Exercise instructions: Every line with the word "kamatozó" in it should be extracted from the data that follows.

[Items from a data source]

※ ※ ※

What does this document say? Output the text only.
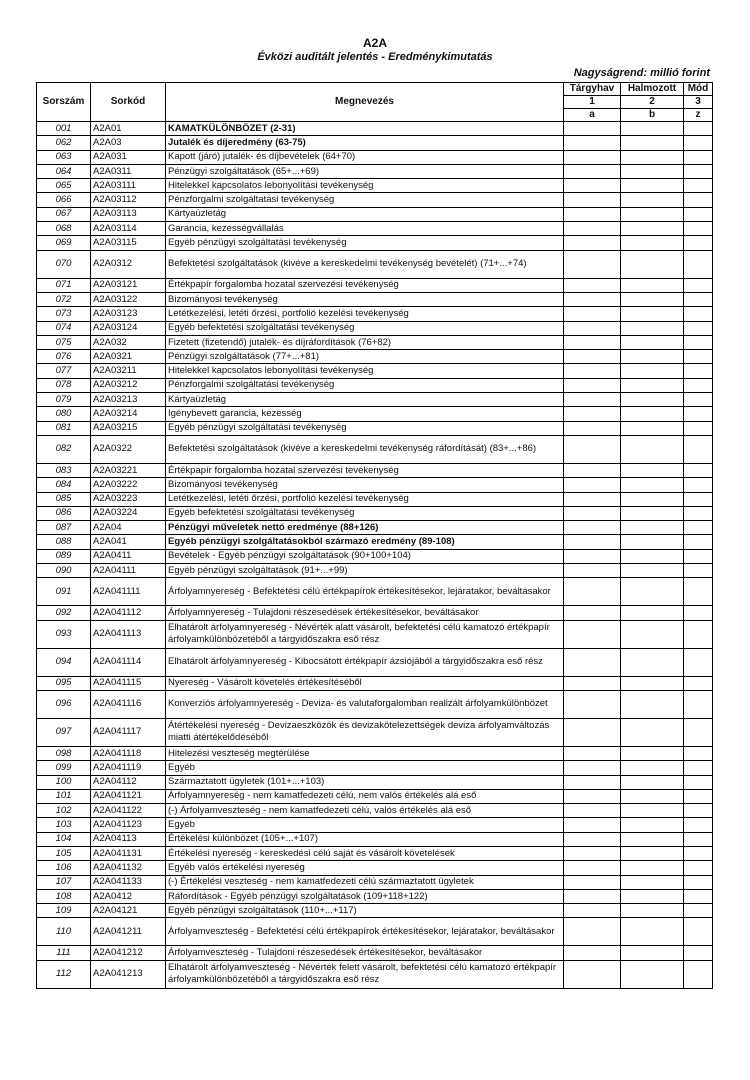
A2A
Évközi auditált jelentés - Eredménykimutatás
Nagyságrend: millió forint
Sorszám	Sorkód	Megnevezés	Tárgyhav	Halmozott	Mód
			1	2	3
			a	b	z
001	A2A01	KAMATKÜLÖNBÖZET (2-31)			
062	A2A03	Jutalék és díjeredmény (63-75)			
063	A2A031	Kapott (járó) jutalék- és díjbevételek (64+70)			
064	A2A0311	Pénzügyi szolgáltatások (65+...+69)			
065	A2A03111	Hitelekkel kapcsolatos lebonyolítási tevékenység			
066	A2A03112	Pénzforgalmi szolgáltatási tevékenység			
067	A2A03113	Kártyaüzletág			
068	A2A03114	Garancia, kezességvállalás			
069	A2A03115	Egyéb pénzügyi szolgáltatási tevékenység			
070	A2A0312	Befektetési szolgáltatások (kivéve a kereskedelmi tevékenység bevételét) (71+...+74)			
071	A2A03121	Értékpapír forgalomba hozatal szervezési tevékenység			
072	A2A03122	Bizományosi tevékenység			
073	A2A03123	Letétkezelési, letéti őrzési, portfolió kezelési tevékenység			
074	A2A03124	Egyéb befektetési szolgáltatási tevékenység			
075	A2A032	Fizetett (fizetendő) jutalék- és díjráfordítások (76+82)			
076	A2A0321	Pénzügyi szolgáltatások (77+...+81)			
077	A2A03211	Hitelekkel kapcsolatos lebonyolítási tevékenység			
078	A2A03212	Pénzforgalmi szolgáltatási tevékenység			
079	A2A03213	Kártyaüzletág			
080	A2A03214	Igénybevett garancia, kezesség			
081	A2A03215	Egyéb pénzügyi szolgáltatási tevékenység			
082	A2A0322	Befektetési szolgáltatások (kivéve a kereskedelmi tevékenység ráfordítását) (83+...+86)			
083	A2A03221	Értékpapír forgalomba hozatal szervezési tevékenység			
084	A2A03222	Bizományosi tevékenység			
085	A2A03223	Letétkezelési, letéti őrzési, portfolió kezelési tevékenység			
086	A2A03224	Egyéb befektetési szolgáltatási tevékenység			
087	A2A04	Pénzügyi műveletek nettó eredménye (88+126)			
088	A2A041	Egyéb pénzügyi szolgáltatásokból származó eredmény (89-108)			
089	A2A0411	Bevételek - Egyéb pénzügyi szolgáltatások (90+100+104)			
090	A2A04111	Egyéb pénzügyi szolgáltatások (91+...+99)			
091	A2A041111	Árfolyamnyereség - Befektetési célú értékpapírok értékesítésekor, lejáratakor, beváltásakor			
092	A2A041112	Árfolyamnyereség - Tulajdoni részesedések értékesítésekor, beváltásakor			
093	A2A041113	Elhatárolt árfolyamnyereség - Névérték alatt vásárolt, befektetési célú kamatozó értékpapír árfolyamkülönbözetéből a tárgyidőszakra eső rész			
094	A2A041114	Elhatárolt árfolyamnyereség - Kibocsátott értékpapír ázsiójából a tárgyidőszakra eső rész			
095	A2A041115	Nyereség - Vásárolt követelés értékesítéséből			
096	A2A041116	Konverziós árfolyamnyereség - Deviza- és valutaforgalomban realizált árfolyamkülönbözet			
097	A2A041117	Átértékelési nyereség - Devizaeszközök és devizakötelezettségek deviza árfolyamváltozás miatti átértékelődéséből			
098	A2A041118	Hitelezési veszteség megtérülése			
099	A2A041119	Egyéb			
100	A2A04112	Származtatott ügyletek (101+...+103)			
101	A2A041121	Árfolyamnyereség - nem kamatfedezeti célú, nem valós értékelés alá eső			
102	A2A041122	(-) Árfolyamveszteség - nem kamatfedezeti célú, valós értékelés alá eső			
103	A2A041123	Egyéb			
104	A2A04113	Értékelési különbözet (105+...+107)			
105	A2A041131	Értékelési nyereség - kereskedési célú saját és vásárolt követelések			
106	A2A041132	Egyéb valós értékelési nyereség			
107	A2A041133	(-) Értékelési veszteség - nem kamatfedezeti célú származtatott ügyletek			
108	A2A0412	Ráfordítások - Egyéb pénzügyi szolgáltatások (109+118+122)			
109	A2A04121	Egyéb pénzügyi szolgáltatások (110+...+117)			
110	A2A041211	Árfolyamveszteség - Befektetési célú értékpapírok értékesítésekor, lejáratakor, beváltásakor			
111	A2A041212	Árfolyamveszteség - Tulajdoni részesedések értékesítésekor, beváltásakor			
112	A2A041213	Elhatárolt árfolyamveszteség - Névérték felett vásárolt, befektetési célú kamatozó értékpapír árfolyamkülönbözetéből a tárgyidőszakra eső rész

※ ※ ※

Task result:
093	A2A041113	Elhatárolt árfolyamnyereség - Névérték alatt vásárolt, befektetési célú kamatozó értékpapír árfolyamkülönbözetéből a tárgyidőszakra eső rész			
112	A2A041213	Elhatárolt árfolyamveszteség - Névérték felett vásárolt, befektetési célú kamatozó értékpapír árfolyamkülönbözetéből a tárgyidőszakra eső rész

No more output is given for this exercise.